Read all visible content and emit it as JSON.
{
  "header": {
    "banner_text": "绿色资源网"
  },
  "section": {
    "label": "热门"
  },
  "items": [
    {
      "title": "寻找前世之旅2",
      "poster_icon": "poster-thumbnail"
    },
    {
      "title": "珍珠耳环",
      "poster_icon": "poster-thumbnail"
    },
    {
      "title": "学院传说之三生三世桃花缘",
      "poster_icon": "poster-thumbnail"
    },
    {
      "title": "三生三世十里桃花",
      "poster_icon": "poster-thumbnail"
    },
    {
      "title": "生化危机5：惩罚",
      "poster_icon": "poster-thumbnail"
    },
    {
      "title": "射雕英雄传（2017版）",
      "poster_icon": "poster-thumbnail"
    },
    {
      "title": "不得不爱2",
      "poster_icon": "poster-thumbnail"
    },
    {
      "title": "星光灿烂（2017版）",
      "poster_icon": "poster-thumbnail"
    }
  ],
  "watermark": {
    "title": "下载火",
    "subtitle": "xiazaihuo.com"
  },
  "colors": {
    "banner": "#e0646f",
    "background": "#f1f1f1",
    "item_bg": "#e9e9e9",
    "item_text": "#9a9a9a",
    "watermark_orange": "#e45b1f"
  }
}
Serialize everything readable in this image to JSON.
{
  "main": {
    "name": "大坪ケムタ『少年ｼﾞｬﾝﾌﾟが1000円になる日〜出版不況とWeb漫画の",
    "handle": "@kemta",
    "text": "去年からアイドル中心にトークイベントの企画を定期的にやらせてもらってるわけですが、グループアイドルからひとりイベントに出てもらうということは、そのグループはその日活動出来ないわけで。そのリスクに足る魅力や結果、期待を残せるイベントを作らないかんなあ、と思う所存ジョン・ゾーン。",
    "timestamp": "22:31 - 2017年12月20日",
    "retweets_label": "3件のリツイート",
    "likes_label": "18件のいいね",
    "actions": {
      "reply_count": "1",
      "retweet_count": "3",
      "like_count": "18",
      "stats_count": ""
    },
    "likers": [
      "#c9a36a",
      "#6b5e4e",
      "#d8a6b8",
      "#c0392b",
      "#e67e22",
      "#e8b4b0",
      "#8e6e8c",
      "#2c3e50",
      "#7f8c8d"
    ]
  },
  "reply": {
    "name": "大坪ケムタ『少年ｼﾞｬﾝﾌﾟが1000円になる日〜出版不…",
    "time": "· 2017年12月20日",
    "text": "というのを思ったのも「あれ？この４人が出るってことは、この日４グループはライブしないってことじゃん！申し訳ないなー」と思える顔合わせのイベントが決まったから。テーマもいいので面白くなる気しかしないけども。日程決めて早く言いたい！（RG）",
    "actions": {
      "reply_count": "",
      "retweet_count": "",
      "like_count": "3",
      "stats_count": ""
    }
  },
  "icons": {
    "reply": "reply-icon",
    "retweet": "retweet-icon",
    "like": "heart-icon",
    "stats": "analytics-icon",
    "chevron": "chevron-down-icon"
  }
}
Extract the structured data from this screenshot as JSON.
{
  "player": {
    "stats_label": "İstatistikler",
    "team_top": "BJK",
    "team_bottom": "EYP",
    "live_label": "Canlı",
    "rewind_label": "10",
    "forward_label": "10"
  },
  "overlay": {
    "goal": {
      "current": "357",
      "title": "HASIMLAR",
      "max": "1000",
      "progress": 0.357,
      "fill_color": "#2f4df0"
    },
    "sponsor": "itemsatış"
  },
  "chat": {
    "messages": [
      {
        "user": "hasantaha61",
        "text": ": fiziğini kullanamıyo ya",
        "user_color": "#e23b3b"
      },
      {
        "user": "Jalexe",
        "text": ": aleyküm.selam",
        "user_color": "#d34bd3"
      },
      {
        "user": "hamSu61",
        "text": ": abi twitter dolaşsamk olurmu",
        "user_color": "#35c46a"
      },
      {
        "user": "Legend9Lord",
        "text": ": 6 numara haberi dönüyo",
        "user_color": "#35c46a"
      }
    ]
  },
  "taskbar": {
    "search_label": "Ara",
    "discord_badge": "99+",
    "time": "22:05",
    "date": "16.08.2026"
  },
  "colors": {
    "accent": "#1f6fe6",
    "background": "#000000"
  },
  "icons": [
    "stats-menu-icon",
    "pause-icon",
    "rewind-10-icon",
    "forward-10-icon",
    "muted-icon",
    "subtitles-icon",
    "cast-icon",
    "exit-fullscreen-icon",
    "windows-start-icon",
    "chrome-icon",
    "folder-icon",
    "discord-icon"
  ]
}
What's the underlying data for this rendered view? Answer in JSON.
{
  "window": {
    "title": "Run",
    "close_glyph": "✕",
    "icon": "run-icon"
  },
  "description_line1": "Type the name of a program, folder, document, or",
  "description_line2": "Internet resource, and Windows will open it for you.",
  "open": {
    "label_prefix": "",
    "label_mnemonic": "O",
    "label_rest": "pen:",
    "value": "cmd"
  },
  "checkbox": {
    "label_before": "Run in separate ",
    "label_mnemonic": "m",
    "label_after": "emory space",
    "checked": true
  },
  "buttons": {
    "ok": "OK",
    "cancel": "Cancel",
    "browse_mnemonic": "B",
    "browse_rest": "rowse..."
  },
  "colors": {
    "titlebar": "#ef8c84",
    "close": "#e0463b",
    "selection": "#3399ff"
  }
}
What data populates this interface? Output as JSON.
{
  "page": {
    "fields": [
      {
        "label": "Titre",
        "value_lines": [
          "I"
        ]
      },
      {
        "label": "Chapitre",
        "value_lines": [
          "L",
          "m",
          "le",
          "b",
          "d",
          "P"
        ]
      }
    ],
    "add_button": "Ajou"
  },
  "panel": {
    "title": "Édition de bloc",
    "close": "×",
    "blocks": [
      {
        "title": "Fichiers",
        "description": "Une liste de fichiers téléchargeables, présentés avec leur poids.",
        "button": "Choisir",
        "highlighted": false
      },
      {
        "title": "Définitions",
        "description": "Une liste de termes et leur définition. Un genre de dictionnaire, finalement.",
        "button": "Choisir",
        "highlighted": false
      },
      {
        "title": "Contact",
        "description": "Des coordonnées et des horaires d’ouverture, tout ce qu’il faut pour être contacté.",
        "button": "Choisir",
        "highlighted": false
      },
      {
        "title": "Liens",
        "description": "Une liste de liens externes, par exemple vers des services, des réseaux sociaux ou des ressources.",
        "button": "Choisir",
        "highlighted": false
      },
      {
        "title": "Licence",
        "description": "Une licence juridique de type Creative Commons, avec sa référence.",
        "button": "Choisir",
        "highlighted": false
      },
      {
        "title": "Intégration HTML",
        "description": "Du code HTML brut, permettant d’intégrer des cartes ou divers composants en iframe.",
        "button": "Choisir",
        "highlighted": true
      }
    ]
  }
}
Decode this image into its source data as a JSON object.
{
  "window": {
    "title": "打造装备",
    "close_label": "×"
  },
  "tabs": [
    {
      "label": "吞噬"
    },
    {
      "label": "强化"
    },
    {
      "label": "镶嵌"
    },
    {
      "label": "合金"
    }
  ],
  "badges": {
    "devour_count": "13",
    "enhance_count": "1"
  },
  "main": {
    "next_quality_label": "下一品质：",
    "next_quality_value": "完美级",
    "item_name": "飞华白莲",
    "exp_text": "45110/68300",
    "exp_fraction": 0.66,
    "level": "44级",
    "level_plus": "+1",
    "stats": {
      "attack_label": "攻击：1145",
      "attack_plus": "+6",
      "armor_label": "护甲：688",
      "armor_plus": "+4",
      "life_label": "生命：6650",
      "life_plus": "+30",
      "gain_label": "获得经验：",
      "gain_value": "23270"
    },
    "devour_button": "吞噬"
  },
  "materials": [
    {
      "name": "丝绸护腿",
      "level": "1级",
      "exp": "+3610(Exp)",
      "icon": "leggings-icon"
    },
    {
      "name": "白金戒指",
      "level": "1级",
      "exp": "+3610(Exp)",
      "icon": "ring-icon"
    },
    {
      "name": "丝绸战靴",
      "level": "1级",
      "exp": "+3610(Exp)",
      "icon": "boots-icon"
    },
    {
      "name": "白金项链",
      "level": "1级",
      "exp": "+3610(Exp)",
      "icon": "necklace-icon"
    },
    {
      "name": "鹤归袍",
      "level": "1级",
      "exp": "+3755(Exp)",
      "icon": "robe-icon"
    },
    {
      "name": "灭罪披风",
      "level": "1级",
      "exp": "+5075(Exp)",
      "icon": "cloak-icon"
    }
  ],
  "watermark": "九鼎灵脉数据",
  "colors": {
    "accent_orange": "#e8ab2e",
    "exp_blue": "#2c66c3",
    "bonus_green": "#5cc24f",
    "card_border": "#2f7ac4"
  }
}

▸ Set problem: Say how many lines include the word "image"; reply with the number alone.

▸ Answer for the task: 2